BEGIN RECORDS TO USE
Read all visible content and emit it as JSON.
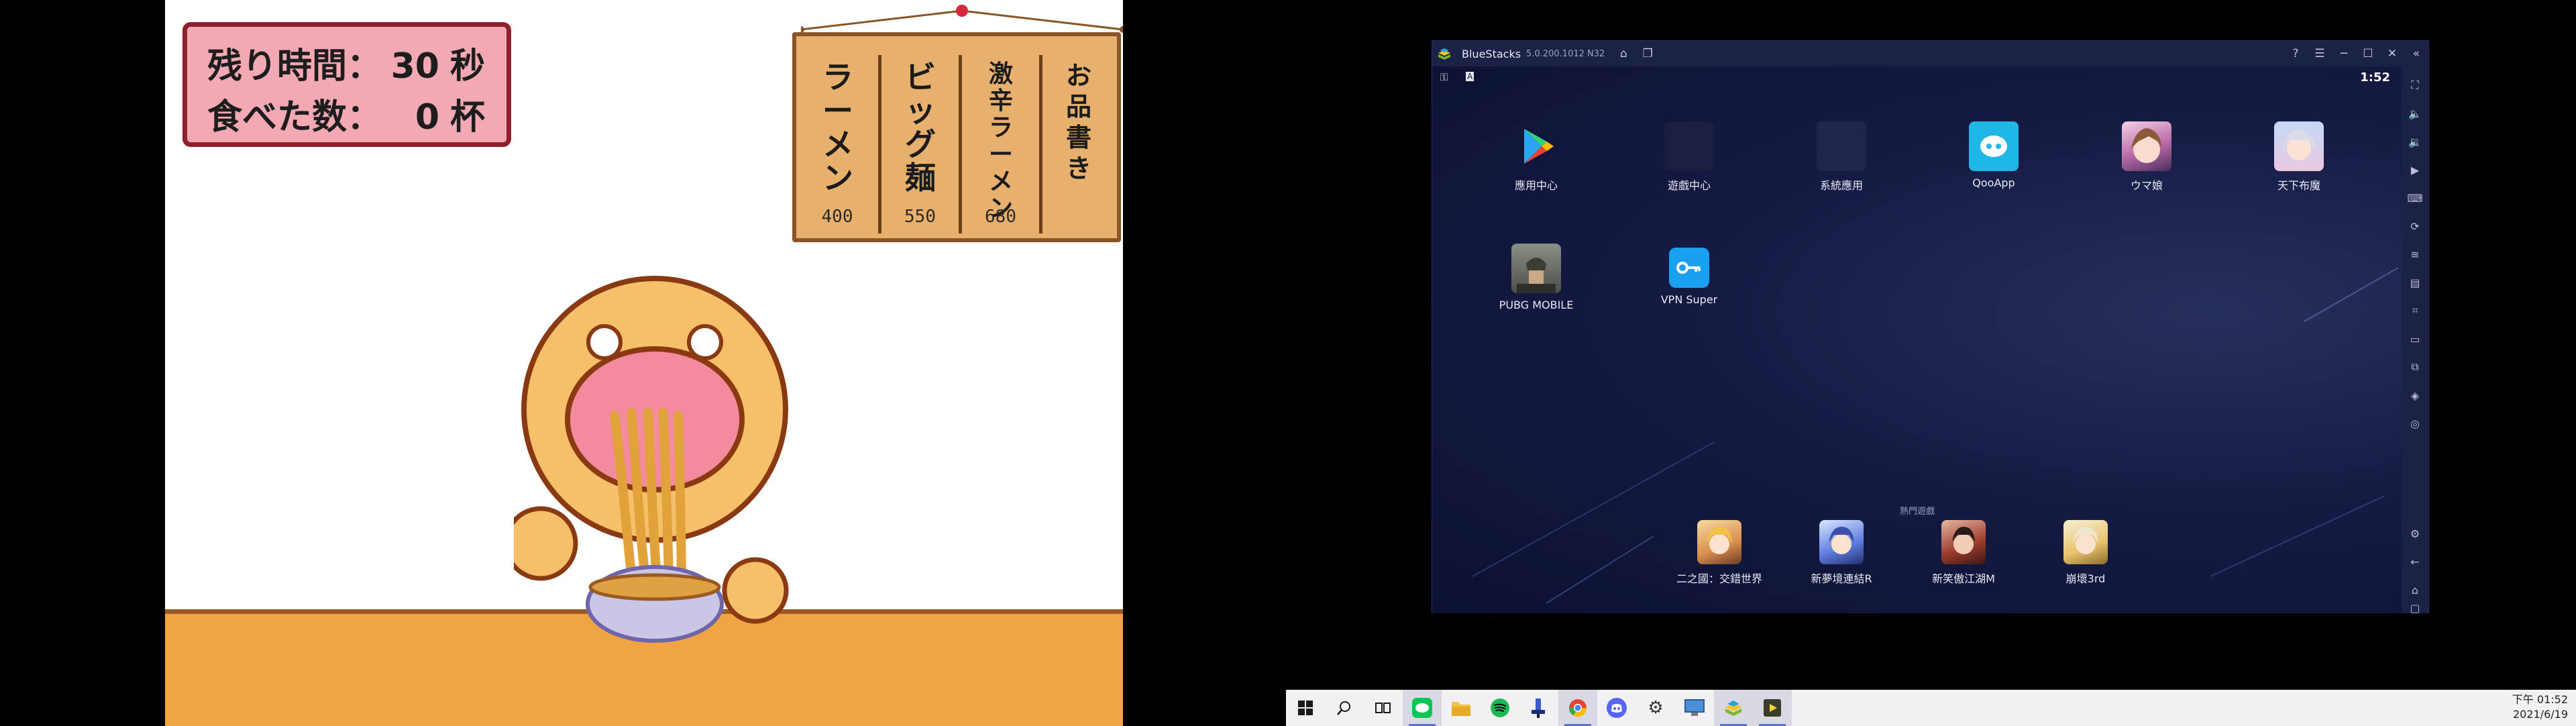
{
  "game": {
    "hud": {
      "time_label": "残り時間：",
      "time_value": "30",
      "time_unit": "秒",
      "count_label": "食べた数：",
      "count_value": "0",
      "count_unit": "杯"
    },
    "menu": [
      {
        "name": "お品書き",
        "price": ""
      },
      {
        "name": "激辛ラーメン",
        "price": "680"
      },
      {
        "name": "ビッグ麺",
        "price": "550"
      },
      {
        "name": "ラーメン",
        "price": "400"
      }
    ]
  },
  "bluestacks": {
    "title": "BlueStacks",
    "version": "5.0.200.1012 N32",
    "clock": "1:52",
    "apps": [
      {
        "label": "應用中心",
        "icon": "play-store-icon"
      },
      {
        "label": "遊戲中心",
        "icon": "game-center-icon"
      },
      {
        "label": "系統應用",
        "icon": "system-apps-icon"
      },
      {
        "label": "QooApp",
        "icon": "qooapp-icon"
      },
      {
        "label": "ウマ娘",
        "icon": "umamusume-icon"
      },
      {
        "label": "天下布魔",
        "icon": "tenka-fuma-icon"
      },
      {
        "label": "PUBG MOBILE",
        "icon": "pubg-icon"
      },
      {
        "label": "VPN Super",
        "icon": "vpn-key-icon"
      }
    ],
    "hot_games_label": "熱門遊戲",
    "dock": [
      {
        "label": "二之國：交錯世界",
        "icon": "ni-no-kuni-icon"
      },
      {
        "label": "新夢境連結R",
        "icon": "dream-link-icon"
      },
      {
        "label": "新笑傲江湖M",
        "icon": "swordsman-icon"
      },
      {
        "label": "崩壞3rd",
        "icon": "honkai-icon"
      }
    ],
    "colors": {
      "accent": "#1fb7e5",
      "titlebar": "#1c2146",
      "screen": "#11173d"
    }
  },
  "taskbar": {
    "apps": [
      {
        "name": "start-icon"
      },
      {
        "name": "search-icon"
      },
      {
        "name": "task-view-icon"
      },
      {
        "name": "line-icon",
        "active": true
      },
      {
        "name": "file-explorer-icon"
      },
      {
        "name": "spotify-icon"
      },
      {
        "name": "paint-icon"
      },
      {
        "name": "chrome-icon",
        "active": true
      },
      {
        "name": "discord-icon"
      },
      {
        "name": "settings-icon"
      },
      {
        "name": "remote-desktop-icon"
      },
      {
        "name": "bluestacks-icon",
        "active": true
      },
      {
        "name": "media-player-icon",
        "active": true
      }
    ],
    "time": "下午 01:52",
    "date": "2021/6/19"
  }
}
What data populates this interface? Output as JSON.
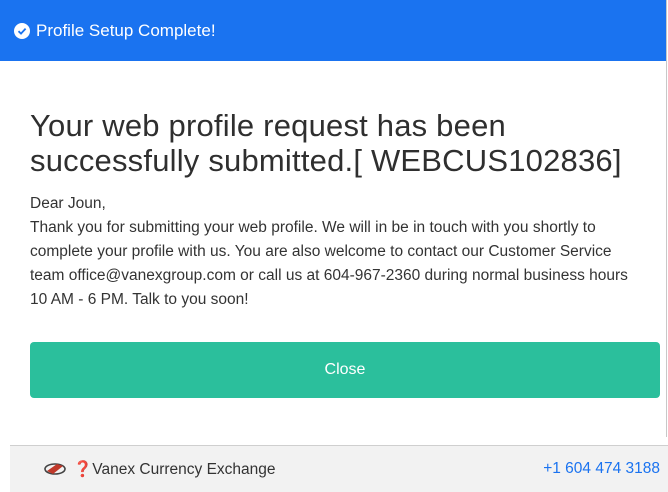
{
  "header": {
    "title": "Profile Setup Complete!",
    "icon": "check-circle-icon",
    "color": "#1a73f0"
  },
  "body": {
    "heading": "Your web profile request has been successfully submitted.[ WEBCUS102836]",
    "greeting": "Dear Joun,",
    "message": "Thank you for submitting your web profile. We will in be in touch with you shortly to complete your profile with us. You are also welcome to contact our Customer Service team office@vanexgroup.com or call us at 604-967-2360 during normal business hours 10 AM - 6 PM. Talk to you soon!"
  },
  "close_button": {
    "label": "Close",
    "color": "#2bbf9c"
  },
  "footer": {
    "logo_icon": "vanex-logo-icon",
    "brand": "❓Vanex Currency Exchange",
    "phone": "+1 604 474 3188"
  }
}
END RECORDS TO USE
TASK DIRECTIONS. Find the string "JSON" in the listing and return every line that holds it.

TASK ANSWER.
Read all visible content and emit it as JSON.
What data populates this interface? Output as JSON.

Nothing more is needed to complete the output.